- [Task details] All lines of the records below that contain the word "block" must be listed.
[Start of section]
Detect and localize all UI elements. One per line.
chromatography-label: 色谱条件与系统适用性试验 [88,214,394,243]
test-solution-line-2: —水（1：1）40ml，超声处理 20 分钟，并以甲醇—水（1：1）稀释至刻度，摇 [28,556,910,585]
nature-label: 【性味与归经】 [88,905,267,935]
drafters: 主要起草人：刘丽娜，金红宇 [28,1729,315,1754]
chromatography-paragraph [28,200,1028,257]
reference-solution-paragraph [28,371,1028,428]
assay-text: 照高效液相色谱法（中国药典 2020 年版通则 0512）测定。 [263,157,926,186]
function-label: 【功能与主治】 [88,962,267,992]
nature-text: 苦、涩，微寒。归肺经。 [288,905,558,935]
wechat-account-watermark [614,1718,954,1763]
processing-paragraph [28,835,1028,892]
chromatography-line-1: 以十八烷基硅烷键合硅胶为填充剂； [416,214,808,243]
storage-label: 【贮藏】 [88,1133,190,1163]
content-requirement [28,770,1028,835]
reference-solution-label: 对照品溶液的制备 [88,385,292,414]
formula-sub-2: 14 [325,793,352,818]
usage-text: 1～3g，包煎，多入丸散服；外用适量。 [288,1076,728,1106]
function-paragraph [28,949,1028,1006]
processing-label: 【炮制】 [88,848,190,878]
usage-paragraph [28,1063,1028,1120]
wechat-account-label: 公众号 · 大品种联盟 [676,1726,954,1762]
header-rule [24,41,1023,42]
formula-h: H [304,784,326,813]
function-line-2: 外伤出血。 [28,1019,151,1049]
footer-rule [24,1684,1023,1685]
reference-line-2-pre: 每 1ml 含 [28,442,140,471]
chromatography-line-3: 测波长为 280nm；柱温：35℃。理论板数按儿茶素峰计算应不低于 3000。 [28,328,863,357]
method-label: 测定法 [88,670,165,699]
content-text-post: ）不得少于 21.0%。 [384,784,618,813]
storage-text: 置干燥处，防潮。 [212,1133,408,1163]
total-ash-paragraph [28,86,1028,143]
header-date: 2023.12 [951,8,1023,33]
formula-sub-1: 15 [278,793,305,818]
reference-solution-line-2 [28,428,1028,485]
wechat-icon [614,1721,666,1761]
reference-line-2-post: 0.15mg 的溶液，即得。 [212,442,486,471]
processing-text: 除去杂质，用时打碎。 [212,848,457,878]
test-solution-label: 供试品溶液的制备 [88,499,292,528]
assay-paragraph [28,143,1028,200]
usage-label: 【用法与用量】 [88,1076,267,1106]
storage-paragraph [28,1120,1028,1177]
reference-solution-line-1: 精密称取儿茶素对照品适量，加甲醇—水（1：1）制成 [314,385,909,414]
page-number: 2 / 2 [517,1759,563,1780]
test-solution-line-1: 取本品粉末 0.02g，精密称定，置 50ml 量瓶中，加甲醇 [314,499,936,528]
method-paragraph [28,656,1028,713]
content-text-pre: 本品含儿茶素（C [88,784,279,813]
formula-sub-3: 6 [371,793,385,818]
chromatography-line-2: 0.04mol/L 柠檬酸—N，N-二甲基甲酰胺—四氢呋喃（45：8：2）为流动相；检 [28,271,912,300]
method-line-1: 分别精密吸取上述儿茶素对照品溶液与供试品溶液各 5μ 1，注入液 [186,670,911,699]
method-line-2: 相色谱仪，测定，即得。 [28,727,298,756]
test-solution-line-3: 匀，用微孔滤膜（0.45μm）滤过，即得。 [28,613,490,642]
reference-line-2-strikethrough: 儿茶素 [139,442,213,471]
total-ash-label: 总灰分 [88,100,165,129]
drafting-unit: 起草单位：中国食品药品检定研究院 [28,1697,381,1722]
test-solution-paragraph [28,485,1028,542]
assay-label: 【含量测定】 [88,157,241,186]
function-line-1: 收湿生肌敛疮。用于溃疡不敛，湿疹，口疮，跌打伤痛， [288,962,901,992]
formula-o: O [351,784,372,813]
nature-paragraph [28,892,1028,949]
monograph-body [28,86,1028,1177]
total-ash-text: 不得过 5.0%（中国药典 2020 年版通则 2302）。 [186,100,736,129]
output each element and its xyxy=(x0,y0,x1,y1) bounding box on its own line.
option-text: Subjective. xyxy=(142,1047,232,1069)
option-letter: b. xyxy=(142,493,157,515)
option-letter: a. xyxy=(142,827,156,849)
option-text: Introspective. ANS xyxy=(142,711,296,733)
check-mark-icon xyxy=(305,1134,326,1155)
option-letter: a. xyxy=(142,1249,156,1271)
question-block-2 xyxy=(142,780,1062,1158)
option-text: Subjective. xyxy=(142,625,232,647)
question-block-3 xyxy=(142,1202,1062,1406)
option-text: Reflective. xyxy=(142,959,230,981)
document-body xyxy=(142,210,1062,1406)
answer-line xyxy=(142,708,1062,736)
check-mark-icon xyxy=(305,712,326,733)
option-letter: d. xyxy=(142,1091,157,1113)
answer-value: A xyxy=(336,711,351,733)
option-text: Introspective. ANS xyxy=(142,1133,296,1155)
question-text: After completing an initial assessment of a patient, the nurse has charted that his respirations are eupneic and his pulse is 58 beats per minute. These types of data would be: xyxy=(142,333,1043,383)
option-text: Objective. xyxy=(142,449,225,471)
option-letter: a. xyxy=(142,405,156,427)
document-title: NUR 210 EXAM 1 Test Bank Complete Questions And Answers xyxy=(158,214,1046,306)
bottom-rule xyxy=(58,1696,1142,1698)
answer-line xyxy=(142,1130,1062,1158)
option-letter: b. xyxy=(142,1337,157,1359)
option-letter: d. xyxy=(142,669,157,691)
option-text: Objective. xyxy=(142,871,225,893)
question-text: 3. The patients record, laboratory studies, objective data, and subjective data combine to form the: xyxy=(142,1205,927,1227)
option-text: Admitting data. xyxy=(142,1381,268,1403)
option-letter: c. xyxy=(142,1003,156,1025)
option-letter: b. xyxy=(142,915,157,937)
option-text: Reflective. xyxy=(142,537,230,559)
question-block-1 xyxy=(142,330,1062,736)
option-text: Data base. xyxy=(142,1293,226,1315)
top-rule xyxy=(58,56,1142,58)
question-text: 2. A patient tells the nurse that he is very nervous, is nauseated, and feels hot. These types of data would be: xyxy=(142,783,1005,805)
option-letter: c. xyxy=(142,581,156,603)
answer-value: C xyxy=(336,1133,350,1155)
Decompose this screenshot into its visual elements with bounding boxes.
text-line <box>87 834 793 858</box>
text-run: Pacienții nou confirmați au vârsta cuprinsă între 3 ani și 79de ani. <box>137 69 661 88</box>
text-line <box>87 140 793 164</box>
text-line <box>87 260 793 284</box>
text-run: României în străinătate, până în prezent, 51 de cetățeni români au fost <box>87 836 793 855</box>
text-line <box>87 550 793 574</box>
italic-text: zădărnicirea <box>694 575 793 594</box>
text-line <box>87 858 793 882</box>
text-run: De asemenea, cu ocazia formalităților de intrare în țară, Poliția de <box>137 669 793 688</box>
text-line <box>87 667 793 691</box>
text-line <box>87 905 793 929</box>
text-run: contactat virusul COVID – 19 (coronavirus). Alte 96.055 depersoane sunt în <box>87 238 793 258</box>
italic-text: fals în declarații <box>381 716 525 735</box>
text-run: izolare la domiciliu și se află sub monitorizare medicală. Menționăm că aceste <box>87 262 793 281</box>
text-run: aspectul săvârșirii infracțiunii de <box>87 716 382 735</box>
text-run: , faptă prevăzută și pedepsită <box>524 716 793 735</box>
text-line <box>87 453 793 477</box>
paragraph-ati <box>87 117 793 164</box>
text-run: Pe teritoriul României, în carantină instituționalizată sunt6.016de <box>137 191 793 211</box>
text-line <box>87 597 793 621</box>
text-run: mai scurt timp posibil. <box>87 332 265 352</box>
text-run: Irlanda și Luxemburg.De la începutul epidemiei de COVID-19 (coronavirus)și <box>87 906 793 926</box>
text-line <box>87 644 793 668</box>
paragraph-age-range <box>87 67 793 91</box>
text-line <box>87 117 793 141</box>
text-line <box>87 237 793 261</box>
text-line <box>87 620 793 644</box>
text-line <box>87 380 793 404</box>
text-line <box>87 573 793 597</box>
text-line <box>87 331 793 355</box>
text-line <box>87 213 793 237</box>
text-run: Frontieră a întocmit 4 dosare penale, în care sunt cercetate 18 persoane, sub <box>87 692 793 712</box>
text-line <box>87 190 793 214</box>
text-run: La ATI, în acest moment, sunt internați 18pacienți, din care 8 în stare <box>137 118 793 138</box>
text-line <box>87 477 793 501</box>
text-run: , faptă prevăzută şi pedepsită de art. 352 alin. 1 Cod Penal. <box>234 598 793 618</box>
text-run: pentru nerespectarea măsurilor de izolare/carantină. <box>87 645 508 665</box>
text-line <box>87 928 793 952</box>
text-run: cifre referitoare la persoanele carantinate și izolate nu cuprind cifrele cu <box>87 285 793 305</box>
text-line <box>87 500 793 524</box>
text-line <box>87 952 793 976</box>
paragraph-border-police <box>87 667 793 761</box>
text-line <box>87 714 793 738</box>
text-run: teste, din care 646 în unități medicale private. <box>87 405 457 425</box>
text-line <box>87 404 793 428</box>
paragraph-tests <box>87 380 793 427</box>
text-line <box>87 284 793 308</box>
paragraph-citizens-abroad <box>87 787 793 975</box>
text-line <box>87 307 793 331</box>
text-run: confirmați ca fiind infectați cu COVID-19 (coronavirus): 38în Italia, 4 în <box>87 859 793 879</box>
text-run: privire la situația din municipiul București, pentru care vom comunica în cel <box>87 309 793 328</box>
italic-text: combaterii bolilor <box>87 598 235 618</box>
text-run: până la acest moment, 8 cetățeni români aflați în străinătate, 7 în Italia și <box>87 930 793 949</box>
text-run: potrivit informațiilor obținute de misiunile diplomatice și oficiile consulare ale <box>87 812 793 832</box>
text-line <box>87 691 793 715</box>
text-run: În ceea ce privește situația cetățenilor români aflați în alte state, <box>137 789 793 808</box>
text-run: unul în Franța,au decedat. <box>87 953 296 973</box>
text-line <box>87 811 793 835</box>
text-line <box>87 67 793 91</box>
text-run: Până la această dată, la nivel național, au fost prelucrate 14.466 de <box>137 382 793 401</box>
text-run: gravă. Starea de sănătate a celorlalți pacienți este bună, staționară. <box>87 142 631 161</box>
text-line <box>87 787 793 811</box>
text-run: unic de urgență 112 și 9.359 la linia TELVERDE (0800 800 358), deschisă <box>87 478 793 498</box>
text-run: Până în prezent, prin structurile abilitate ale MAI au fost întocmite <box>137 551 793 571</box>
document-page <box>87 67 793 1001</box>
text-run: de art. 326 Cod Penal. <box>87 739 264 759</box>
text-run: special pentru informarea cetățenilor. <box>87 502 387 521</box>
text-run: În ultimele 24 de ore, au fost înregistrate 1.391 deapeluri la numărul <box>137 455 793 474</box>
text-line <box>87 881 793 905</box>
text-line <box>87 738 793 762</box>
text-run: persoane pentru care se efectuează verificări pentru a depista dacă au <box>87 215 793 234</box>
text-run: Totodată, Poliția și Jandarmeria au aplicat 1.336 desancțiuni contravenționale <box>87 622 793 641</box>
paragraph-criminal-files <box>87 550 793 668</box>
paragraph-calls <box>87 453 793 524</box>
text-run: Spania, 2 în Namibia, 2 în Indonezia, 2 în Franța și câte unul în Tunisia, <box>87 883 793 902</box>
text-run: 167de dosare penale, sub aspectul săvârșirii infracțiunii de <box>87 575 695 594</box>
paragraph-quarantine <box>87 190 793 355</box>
[End of section]
- [Result for this exercise]
question-block-2 xyxy=(142,780,1062,1158)
question-block-3 xyxy=(142,1202,1062,1406)
question-block-1 xyxy=(142,330,1062,736)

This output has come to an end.